**TASKS TO CARRY OUT:**
1. From the Skyland to Big Meadows hiking text below, list every spot it names as offering nice views.
2. Continue the Skyland to Big Meadows hiking text below, starting right after its final line.

**SUPPLIED PASSAGE:**
Timber Ridge Construction Along the Trail View Along the Trail

We ended the trip by stopping at the Big Meadows wayside for lunch.  It was the most crowded I have seen the dining room in a while.  We topped our lunch off with a dish of blackberry ice cream.  This is something most thru-hikers have heard about and they can’t wait to try (especially the blackberry milkshakes).  We then went over to talk to the volunteers at National Trails Day.  There was an exhibition on two-person lumber sawing, information on safety, gear demonstrations and sign-ups for guided hikes.  We talked to a few of the leaders from the Backpacking 101 course that were there on behalf of the Potomac Appalachian Trail Club.  We had signed up to join the PATC last year at Trails Day.  We were able to talk to our leaders for next weekend’s backpacking trip, so we were able to find out where we are going next week for our first backpacking trip.  We’re quite excited! (more about that later)

On our way home, we saw a few fawns with their mothers.  Most of the deer give birth in late May/early June, so they are quite tiny at this point in their lives.  You will likely see hordes of photographers in Big Meadows trying to get pictures of the fawns, but I encourage people not to harass the wildlife by approaching too closely.

While this wasn’t the entire Appalachian Trail distance of 2175 miles, we enjoyed our small portion of the trail.  We are hoping that we can hike the entire 105 miles of the AT that runs through Shenandoah National Park next summer.

Trail Notes

  • Distance – 7.9 miles as a shuttle trail.
  • Elevation Change – Constant ups and downs, but the longest uphill climb is about 650 vertical feet at the very end of the hike.
  • Difficulty – 2. This is an easy hike for eight miles.  The Appalachian Trail in Shenandoah is never very steep.
  • Trail Conditions – 3. There are some rocky sections, but overall the trail is in great shape.
  • Views3.5 – There are nice views from Timber Hollow, Hawksbill, Spitler Knob, and Franklin Cliffs.
  • Waterfalls/streams – 0.
  • Wildlife – 2. We know there is a lot of wildlife in this area, but we only saw the peregrine falcons soaring over Hawksbill Mountain.
  • Ease to Navigate – 4.5.  As long as you’re following the white blazes, you can’t go wrong.
  • Solitude –1. We hiked this trail on a pleasant June morning.  We saw *many* people – literally dozens and dozens.

Directions to trailhead:
On Skyline Drive, park at the Stony Man trailhead (located at the northern entrance to Skyland – near mile marker 42).  You will see an Appalachian trail marker near the parking lot.  You will see two AT cement posts, but the one that starts the trail is further away from Skyline Drive.  Follow the trail south from this point.

10 thoughts on “Appalachian Trail – Skyland to Big Meadows

  1. Matt

    Christine you rock! Thank you .

    One more question, Our plan is to do two nights out 8-10 miles South of Big Meadow one night at the lodge then two nights out from Big Meadow to Skyland which you already covered.

    Do you have any idea what might be a good starting point/trail 8-10 miles south of Big Meadow?

    Thanks again!

**DATASET EXTRACT:**
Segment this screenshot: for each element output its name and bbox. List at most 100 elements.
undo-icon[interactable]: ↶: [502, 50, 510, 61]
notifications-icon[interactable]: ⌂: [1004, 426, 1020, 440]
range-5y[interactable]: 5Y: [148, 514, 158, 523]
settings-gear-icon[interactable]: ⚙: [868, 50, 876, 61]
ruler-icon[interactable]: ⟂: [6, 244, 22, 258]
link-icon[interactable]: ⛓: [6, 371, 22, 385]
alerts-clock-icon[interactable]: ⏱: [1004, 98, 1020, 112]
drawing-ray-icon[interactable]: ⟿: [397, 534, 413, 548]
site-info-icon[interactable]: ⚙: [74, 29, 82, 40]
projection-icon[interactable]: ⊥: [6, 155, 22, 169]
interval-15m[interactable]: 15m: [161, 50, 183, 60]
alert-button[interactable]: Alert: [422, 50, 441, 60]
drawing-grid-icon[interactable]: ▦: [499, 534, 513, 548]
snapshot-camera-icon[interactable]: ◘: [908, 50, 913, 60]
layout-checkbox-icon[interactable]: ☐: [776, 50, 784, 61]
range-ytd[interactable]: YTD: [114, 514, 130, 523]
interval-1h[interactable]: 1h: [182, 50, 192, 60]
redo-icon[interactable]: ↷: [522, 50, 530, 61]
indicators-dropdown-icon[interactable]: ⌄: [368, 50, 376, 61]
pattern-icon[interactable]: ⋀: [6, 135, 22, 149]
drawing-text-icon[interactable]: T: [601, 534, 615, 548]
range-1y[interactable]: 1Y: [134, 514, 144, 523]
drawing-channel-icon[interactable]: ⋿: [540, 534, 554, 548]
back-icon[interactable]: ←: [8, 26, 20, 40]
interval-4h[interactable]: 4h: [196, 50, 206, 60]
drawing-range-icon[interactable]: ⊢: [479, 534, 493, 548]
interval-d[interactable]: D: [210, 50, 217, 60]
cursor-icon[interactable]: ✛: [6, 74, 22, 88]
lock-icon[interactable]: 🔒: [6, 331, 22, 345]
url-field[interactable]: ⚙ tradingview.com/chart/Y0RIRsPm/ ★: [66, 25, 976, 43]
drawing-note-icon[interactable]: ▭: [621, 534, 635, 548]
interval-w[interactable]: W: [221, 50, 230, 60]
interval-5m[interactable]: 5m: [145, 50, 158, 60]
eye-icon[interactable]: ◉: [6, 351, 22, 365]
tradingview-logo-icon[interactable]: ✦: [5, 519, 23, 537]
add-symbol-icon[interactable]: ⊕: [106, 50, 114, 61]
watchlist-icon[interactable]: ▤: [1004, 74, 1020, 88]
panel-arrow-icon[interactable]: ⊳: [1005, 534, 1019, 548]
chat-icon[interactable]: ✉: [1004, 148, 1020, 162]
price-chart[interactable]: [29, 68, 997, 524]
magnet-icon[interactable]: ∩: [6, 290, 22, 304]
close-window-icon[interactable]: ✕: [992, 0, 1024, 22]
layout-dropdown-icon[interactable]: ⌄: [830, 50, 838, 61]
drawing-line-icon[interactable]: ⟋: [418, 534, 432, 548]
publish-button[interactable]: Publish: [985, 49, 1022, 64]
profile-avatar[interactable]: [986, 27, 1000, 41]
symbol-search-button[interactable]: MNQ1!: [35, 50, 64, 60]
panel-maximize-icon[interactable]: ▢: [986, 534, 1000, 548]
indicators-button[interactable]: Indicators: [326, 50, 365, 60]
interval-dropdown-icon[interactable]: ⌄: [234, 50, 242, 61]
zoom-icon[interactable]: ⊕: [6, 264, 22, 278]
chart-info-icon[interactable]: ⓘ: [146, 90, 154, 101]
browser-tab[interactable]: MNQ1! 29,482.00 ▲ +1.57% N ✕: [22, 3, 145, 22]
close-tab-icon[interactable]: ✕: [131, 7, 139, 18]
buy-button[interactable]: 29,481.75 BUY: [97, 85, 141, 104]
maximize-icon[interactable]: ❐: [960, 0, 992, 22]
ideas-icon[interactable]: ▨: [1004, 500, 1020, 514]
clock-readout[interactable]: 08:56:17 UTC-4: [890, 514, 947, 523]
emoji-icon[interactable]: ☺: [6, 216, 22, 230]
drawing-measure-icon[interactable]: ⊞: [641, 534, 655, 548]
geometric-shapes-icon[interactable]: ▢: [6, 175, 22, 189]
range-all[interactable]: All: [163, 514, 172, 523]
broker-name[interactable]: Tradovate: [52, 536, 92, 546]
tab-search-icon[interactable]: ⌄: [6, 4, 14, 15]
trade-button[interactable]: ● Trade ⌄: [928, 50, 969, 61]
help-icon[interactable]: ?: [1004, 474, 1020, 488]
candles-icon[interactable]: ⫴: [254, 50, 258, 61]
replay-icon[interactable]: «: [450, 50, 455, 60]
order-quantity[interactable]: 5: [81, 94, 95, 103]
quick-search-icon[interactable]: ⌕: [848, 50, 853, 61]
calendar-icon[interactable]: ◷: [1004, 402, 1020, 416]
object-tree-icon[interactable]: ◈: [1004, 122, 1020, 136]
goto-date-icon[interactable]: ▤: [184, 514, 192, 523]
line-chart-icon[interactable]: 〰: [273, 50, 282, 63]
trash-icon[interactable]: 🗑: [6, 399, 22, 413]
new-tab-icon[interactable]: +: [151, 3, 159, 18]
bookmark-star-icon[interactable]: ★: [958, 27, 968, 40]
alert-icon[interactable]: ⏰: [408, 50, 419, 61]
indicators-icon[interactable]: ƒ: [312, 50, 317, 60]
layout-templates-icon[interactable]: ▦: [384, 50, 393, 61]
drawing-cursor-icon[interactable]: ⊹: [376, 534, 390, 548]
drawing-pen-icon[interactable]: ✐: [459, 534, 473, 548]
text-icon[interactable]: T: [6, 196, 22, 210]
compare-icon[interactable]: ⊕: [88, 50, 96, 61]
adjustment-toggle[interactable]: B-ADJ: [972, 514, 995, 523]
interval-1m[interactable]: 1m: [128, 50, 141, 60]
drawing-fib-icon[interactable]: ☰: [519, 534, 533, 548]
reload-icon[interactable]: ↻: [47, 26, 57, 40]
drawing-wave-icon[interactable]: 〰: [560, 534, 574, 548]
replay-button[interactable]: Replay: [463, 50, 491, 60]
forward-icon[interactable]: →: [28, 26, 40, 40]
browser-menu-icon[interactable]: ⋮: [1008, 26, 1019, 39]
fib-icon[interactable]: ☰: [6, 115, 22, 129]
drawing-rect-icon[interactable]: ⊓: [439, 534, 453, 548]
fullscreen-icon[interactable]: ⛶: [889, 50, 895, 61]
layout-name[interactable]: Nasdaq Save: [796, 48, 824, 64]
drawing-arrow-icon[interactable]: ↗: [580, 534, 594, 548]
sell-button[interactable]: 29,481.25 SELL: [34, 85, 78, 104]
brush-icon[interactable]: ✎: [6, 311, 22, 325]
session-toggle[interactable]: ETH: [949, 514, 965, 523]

**TASK-BY-TASK OUTPUTS:**
1. Timber Hollow, Hawksbill, Spitler Knob, Franklin Cliffs

2.
    • virginiatrailschristine

      You could start at the Lewis Mountain Campground and have a 7.8 mile walk to Big Meadows. Or, you could start where the Pocosin Mission Fireroad crosses the AT for 9.7 mile walk. Both of these entry points onto the AT are pretty close to the road and make east drop-off points.


  2. Matt

    I’ll be doing the reverse hike from Big Meadow to Skyland in Oct and was wondering if you think Hammock Camping is going to be a problem on this trail, we are going to stretch it out to two nights between the lodges. Any help is greatly appreciated!

    Best, Matt


    • virginiatrailschristine

      Hi Matt…

      I can’t imagine you’ll have any trouble finding places to string up your hammock. We have lots of friends who prefer hammocks to traditional tents, and all of them have said Shenandoah is one of the easiest places to find suitable hammock sites. If you stretch the hike out to two nights, I would highly recommend camping near the base of Hawksbill Mountain and climbing the blue-blazed trail to the summit to catch sunset. It’s an easy walk to the summit of Hawksbill from the AT. I hope you have a great trip, and thanks for the visit.



  3. Jean

    What a great description of that section. Thanks!

    We’re going to stay at Big Meadows campground but will only have one car. Do you have any suggestions for getting a ride over to Skyland (to start there and then hike back to Big Meadows)?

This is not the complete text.